Would you retype all of these records exactly?
········
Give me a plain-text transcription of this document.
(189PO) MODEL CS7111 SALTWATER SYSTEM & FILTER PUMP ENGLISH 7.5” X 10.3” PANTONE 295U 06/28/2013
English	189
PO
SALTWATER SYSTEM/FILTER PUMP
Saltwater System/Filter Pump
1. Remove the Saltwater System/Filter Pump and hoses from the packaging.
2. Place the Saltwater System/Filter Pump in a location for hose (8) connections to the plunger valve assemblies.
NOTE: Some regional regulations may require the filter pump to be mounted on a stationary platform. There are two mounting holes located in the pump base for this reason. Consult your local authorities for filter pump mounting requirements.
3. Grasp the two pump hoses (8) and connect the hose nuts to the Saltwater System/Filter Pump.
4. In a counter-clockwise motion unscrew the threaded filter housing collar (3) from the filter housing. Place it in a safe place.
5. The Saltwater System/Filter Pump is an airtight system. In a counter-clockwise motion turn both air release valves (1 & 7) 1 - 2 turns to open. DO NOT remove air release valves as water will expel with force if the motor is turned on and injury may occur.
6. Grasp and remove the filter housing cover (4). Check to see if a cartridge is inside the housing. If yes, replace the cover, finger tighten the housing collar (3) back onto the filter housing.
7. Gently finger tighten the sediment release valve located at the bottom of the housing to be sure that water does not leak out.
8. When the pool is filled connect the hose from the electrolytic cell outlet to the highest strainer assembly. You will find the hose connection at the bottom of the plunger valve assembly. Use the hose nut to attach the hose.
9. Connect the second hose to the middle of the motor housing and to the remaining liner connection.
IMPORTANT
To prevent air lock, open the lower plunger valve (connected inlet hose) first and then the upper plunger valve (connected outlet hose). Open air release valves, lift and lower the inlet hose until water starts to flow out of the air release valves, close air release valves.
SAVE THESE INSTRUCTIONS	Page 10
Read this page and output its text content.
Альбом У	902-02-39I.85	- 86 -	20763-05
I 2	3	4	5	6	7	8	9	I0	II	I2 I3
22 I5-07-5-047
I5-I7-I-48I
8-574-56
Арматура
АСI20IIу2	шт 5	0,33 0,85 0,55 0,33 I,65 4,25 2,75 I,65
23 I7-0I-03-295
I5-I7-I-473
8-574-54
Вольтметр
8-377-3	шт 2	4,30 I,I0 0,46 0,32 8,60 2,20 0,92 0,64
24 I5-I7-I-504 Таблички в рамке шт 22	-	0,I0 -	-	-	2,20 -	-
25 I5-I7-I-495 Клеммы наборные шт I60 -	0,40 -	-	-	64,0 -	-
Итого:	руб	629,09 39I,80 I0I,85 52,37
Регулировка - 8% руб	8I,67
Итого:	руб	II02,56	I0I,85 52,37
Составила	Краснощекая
········
**Result of the task**:
Give me a plain-text transcription of this document.
(189PO) MODEL CS7111 SALTWATER SYSTEM & FILTER PUMP ENGLISH 7.5” X 10.3” PANTONE 295U 06/28/2013
English	189
PO
SALTWATER SYSTEM/FILTER PUMP
Saltwater System/Filter Pump
1. Remove the Saltwater System/Filter Pump and hoses from the packaging.
2. Place the Saltwater System/Filter Pump in a location for hose (8) connections to the plunger valve assemblies.
NOTE: Some regional regulations may require the filter pump to be mounted on a stationary platform. There are two mounting holes located in the pump base for this reason. Consult your local authorities for filter pump mounting requirements.
3. Grasp the two pump hoses (8) and connect the hose nuts to the Saltwater System/Filter Pump.
4. In a counter-clockwise motion unscrew the threaded filter housing collar (3) from the filter housing. Place it in a safe place.
5. The Saltwater System/Filter Pump is an airtight system. In a counter-clockwise motion turn both air release valves (1 & 7) 1 - 2 turns to open. DO NOT remove air release valves as water will expel with force if the motor is turned on and injury may occur.
6. Grasp and remove the filter housing cover (4). Check to see if a cartridge is inside the housing. If yes, replace the cover, finger tighten the housing collar (3) back onto the filter housing.
7. Gently finger tighten the sediment release valve located at the bottom of the housing to be sure that water does not leak out.
8. When the pool is filled connect the hose from the electrolytic cell outlet to the highest strainer assembly. You will find the hose connection at the bottom of the plunger valve assembly. Use the hose nut to attach the hose.
9. Connect the second hose to the middle of the motor housing and to the remaining liner connection.
IMPORTANT
To prevent air lock, open the lower plunger valve (connected inlet hose) first and then the upper plunger valve (connected outlet hose). Open air release valves, lift and lower the inlet hose until water starts to flow out of the air release valves, close air release valves.
SAVE THESE INSTRUCTIONS	Page 10
Read this page and output its text content.
Альбом У	902-02-39I.85	- 86 -	20763-05
I 2	3	4	5	6	7	8	9	I0	II	I2 I3
22 I5-07-5-047
I5-I7-I-48I
8-574-56
Арматура
АСI20IIу2	шт 5	0,33 0,85 0,55 0,33 I,65 4,25 2,75 I,65
23 I7-0I-03-295
I5-I7-I-473
8-574-54
Вольтметр
8-377-3	шт 2	4,30 I,I0 0,46 0,32 8,60 2,20 0,92 0,64
24 I5-I7-I-504 Таблички в рамке шт 22	-	0,I0 -	-	-	2,20 -	-
25 I5-I7-I-495 Клеммы наборные шт I60 -	0,40 -	-	-	64,0 -	-
Итого:	руб	629,09 39I,80 I0I,85 52,37
Регулировка - 8% руб	8I,67
Итого:	руб	II02,56	I0I,85 52,37
Составила	Краснощекая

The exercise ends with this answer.